Output the material below in its entirety, exactly as given.

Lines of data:
_ _ _

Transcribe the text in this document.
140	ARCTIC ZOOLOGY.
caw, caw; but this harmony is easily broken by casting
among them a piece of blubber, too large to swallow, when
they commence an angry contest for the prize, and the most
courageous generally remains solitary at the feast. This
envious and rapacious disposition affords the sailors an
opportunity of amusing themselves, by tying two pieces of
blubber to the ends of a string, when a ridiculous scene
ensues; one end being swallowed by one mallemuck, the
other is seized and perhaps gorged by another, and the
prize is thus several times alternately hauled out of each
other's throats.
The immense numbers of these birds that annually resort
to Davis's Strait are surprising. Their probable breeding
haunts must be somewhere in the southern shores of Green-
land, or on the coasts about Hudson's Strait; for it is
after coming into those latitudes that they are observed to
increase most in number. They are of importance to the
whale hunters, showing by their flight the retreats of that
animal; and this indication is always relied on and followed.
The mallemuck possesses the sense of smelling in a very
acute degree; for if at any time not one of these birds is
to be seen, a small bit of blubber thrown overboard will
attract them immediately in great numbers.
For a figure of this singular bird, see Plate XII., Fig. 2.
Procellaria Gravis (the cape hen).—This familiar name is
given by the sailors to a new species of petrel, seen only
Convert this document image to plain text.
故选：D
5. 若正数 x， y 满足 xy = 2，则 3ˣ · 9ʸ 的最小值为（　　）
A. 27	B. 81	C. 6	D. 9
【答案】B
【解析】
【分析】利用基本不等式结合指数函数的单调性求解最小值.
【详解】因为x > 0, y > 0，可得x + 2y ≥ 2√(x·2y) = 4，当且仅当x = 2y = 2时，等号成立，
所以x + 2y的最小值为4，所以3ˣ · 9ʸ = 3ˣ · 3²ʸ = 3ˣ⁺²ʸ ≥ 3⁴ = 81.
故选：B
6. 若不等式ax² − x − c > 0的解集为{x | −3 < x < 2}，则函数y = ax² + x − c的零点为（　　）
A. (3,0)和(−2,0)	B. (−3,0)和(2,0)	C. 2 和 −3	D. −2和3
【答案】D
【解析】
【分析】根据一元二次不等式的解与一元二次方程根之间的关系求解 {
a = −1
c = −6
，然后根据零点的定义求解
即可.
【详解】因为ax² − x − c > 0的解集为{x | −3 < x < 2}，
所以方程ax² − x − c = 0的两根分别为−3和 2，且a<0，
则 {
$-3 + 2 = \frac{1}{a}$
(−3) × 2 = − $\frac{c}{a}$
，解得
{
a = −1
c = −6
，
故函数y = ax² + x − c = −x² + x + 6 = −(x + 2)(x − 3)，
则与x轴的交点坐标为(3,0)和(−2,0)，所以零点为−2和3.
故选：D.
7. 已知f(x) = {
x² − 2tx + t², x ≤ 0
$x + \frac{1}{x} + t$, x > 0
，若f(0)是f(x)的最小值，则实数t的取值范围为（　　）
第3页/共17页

_ _ _

**The completed task:**
Transcribe the text in this document.
140	ARCTIC ZOOLOGY.
caw, caw; but this harmony is easily broken by casting
among them a piece of blubber, too large to swallow, when
they commence an angry contest for the prize, and the most
courageous generally remains solitary at the feast. This
envious and rapacious disposition affords the sailors an
opportunity of amusing themselves, by tying two pieces of
blubber to the ends of a string, when a ridiculous scene
ensues; one end being swallowed by one mallemuck, the
other is seized and perhaps gorged by another, and the
prize is thus several times alternately hauled out of each
other's throats.
The immense numbers of these birds that annually resort
to Davis's Strait are surprising. Their probable breeding
haunts must be somewhere in the southern shores of Green-
land, or on the coasts about Hudson's Strait; for it is
after coming into those latitudes that they are observed to
increase most in number. They are of importance to the
whale hunters, showing by their flight the retreats of that
animal; and this indication is always relied on and followed.
The mallemuck possesses the sense of smelling in a very
acute degree; for if at any time not one of these birds is
to be seen, a small bit of blubber thrown overboard will
attract them immediately in great numbers.
For a figure of this singular bird, see Plate XII., Fig. 2.
Procellaria Gravis (the cape hen).—This familiar name is
given by the sailors to a new species of petrel, seen only
Convert this document image to plain text.
故选：D
5. 若正数 x， y 满足 xy = 2，则 3ˣ · 9ʸ 的最小值为（　　）
A. 27	B. 81	C. 6	D. 9
【答案】B
【解析】
【分析】利用基本不等式结合指数函数的单调性求解最小值.
【详解】因为x > 0, y > 0，可得x + 2y ≥ 2√(x·2y) = 4，当且仅当x = 2y = 2时，等号成立，
所以x + 2y的最小值为4，所以3ˣ · 9ʸ = 3ˣ · 3²ʸ = 3ˣ⁺²ʸ ≥ 3⁴ = 81.
故选：B
6. 若不等式ax² − x − c > 0的解集为{x | −3 < x < 2}，则函数y = ax² + x − c的零点为（　　）
A. (3,0)和(−2,0)	B. (−3,0)和(2,0)	C. 2 和 −3	D. −2和3
【答案】D
【解析】
【分析】根据一元二次不等式的解与一元二次方程根之间的关系求解 {
a = −1
c = −6
，然后根据零点的定义求解
即可.
【详解】因为ax² − x − c > 0的解集为{x | −3 < x < 2}，
所以方程ax² − x − c = 0的两根分别为−3和 2，且a<0，
则 {
$-3 + 2 = \frac{1}{a}$
(−3) × 2 = − $\frac{c}{a}$
，解得
{
a = −1
c = −6
，
故函数y = ax² + x − c = −x² + x + 6 = −(x + 2)(x − 3)，
则与x轴的交点坐标为(3,0)和(−2,0)，所以零点为−2和3.
故选：D.
7. 已知f(x) = {
x² − 2tx + t², x ≤ 0
$x + \frac{1}{x} + t$, x > 0
，若f(0)是f(x)的最小值，则实数t的取值范围为（　　）
第3页/共17页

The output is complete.